SHORT TASK:
Select, from the data, each line where "через" occurs.

------------------------------

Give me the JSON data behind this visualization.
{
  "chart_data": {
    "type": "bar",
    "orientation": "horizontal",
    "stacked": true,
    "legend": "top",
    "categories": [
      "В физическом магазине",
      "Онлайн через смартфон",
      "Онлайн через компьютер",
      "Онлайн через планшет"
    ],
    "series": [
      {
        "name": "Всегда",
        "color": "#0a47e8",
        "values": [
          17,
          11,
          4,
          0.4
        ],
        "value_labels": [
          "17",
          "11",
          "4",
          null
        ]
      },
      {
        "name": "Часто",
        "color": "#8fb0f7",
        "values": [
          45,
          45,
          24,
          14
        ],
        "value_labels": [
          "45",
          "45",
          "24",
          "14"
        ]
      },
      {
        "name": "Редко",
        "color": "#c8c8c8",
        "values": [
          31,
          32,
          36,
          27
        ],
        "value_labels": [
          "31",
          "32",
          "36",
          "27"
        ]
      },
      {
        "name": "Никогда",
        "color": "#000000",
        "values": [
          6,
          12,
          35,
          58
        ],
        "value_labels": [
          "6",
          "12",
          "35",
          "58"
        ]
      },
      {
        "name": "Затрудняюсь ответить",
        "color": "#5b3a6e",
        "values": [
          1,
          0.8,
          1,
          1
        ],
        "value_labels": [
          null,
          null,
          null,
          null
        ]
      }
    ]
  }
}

------------------------------

COMPLETE RESPONSE:
      "Онлайн через смартфон",
      "Онлайн через компьютер",
      "Онлайн через планшет"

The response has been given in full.